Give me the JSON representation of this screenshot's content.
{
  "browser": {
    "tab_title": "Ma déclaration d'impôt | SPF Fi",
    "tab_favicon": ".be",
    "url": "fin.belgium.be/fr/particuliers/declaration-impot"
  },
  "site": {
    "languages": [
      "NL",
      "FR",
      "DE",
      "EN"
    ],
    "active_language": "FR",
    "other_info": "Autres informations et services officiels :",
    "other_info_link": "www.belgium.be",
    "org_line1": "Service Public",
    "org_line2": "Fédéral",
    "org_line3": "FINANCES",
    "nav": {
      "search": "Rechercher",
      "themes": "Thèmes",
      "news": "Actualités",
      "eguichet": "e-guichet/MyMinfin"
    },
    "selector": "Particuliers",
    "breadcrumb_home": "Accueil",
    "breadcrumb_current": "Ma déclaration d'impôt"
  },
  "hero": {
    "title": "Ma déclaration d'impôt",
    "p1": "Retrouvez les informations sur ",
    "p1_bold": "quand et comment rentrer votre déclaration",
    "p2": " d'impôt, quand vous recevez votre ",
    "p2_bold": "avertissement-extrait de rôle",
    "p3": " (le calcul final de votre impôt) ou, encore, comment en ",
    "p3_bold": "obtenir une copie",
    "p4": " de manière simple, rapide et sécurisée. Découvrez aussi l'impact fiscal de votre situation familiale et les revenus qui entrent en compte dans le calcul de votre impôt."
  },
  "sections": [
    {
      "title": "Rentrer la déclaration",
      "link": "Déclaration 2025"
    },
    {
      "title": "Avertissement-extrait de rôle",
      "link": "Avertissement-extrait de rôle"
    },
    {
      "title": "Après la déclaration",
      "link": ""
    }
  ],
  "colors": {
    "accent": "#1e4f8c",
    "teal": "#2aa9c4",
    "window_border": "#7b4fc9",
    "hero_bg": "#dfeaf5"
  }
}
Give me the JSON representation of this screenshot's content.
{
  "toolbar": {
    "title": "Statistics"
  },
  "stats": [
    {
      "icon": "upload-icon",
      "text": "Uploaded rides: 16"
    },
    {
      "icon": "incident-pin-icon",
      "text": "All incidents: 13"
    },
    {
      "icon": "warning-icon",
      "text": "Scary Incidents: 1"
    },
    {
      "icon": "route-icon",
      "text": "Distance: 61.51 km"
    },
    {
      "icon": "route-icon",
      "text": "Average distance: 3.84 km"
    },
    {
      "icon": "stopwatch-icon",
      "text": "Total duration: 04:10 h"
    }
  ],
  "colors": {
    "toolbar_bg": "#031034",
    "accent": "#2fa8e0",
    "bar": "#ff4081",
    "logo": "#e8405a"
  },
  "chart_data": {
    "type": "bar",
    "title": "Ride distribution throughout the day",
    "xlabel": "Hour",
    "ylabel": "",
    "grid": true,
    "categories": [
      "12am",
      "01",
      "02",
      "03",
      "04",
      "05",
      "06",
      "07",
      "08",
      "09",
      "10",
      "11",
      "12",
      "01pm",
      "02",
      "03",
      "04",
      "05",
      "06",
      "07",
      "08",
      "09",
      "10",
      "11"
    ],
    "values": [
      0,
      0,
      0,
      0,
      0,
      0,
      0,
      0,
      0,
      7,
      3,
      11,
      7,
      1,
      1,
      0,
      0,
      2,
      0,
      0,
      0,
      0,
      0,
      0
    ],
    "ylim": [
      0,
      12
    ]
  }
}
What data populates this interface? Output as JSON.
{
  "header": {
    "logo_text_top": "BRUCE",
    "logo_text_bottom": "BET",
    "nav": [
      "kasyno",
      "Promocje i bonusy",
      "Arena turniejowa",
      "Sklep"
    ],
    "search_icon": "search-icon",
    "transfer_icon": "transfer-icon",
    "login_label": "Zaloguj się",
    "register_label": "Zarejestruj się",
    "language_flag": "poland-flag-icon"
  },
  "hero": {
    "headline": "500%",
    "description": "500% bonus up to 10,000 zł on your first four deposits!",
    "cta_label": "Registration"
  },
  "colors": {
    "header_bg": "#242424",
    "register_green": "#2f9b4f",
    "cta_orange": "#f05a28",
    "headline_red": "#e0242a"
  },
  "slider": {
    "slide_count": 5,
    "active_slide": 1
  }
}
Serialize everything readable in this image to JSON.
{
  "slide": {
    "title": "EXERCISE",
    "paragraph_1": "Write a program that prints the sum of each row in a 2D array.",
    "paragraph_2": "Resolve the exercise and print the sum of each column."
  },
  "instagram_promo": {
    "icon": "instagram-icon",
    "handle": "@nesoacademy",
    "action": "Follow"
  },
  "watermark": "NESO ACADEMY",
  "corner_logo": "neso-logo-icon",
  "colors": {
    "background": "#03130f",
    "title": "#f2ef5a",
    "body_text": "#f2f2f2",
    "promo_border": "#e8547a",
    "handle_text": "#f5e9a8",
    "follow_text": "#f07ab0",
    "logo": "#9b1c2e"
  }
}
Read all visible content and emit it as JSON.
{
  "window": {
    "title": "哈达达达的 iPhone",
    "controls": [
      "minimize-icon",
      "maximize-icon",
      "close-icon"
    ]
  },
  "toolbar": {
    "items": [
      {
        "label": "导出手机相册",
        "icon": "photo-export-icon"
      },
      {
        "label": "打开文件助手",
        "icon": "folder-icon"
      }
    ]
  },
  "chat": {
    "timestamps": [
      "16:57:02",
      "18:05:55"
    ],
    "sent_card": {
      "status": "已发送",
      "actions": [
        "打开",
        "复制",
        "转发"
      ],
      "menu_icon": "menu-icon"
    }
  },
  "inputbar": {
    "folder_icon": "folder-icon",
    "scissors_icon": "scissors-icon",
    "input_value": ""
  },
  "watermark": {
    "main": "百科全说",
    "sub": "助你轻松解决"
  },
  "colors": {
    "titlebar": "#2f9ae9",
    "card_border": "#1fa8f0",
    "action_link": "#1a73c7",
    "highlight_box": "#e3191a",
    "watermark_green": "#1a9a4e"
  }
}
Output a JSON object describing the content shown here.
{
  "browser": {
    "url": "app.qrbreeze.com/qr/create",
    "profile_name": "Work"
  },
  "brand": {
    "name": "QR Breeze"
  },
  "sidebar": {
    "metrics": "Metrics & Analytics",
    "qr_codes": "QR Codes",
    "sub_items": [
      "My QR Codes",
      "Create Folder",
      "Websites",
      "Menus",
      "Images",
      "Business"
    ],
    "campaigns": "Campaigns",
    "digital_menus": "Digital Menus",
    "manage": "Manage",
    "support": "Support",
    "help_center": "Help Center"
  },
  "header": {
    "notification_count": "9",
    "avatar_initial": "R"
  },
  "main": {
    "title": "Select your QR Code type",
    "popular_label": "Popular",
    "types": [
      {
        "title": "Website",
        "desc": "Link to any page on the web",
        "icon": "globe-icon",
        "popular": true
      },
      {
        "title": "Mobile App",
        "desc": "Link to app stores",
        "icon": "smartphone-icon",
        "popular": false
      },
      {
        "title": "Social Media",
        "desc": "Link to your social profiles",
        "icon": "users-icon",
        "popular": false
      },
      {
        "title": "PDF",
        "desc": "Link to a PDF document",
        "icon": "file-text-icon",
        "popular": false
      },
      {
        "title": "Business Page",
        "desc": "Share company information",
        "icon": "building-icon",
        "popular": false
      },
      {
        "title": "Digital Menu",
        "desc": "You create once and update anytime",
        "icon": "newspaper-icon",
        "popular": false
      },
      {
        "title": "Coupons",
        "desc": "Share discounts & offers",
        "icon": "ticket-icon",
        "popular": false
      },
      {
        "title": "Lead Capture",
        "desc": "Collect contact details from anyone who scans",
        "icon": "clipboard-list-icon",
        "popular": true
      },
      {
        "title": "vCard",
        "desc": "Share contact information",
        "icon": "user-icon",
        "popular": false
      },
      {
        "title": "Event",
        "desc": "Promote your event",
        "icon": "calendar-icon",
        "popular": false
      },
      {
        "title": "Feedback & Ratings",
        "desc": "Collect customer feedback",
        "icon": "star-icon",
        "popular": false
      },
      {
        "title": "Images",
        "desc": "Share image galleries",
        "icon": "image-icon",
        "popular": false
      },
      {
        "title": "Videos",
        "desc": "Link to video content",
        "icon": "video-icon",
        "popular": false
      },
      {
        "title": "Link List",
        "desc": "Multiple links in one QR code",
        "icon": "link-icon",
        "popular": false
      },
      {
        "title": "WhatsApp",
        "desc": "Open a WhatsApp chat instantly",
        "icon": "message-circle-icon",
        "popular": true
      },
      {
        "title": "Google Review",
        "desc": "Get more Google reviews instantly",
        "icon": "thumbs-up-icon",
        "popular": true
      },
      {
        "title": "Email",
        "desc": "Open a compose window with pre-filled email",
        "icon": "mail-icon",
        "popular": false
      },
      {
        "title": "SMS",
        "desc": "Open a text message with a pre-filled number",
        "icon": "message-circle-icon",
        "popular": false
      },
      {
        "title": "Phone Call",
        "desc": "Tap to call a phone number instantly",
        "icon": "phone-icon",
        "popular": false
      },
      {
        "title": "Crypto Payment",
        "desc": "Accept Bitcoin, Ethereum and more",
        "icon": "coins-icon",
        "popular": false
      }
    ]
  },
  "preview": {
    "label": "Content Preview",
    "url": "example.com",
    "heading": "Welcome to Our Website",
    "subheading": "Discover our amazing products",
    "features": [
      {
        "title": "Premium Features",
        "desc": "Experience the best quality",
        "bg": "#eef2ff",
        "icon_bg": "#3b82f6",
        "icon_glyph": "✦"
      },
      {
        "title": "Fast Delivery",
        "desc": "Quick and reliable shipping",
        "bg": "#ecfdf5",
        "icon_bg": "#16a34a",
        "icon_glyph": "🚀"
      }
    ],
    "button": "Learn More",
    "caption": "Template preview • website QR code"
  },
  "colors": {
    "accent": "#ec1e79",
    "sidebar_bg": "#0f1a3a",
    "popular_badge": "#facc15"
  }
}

=-=-=-=-=

Locate the lines above that contain "rôle" and copy them.

**Response for this exercise**
    "p2_bold": "avertissement-extrait de rôle",
      "title": "Avertissement-extrait de rôle",
      "link": "Avertissement-extrait de rôle"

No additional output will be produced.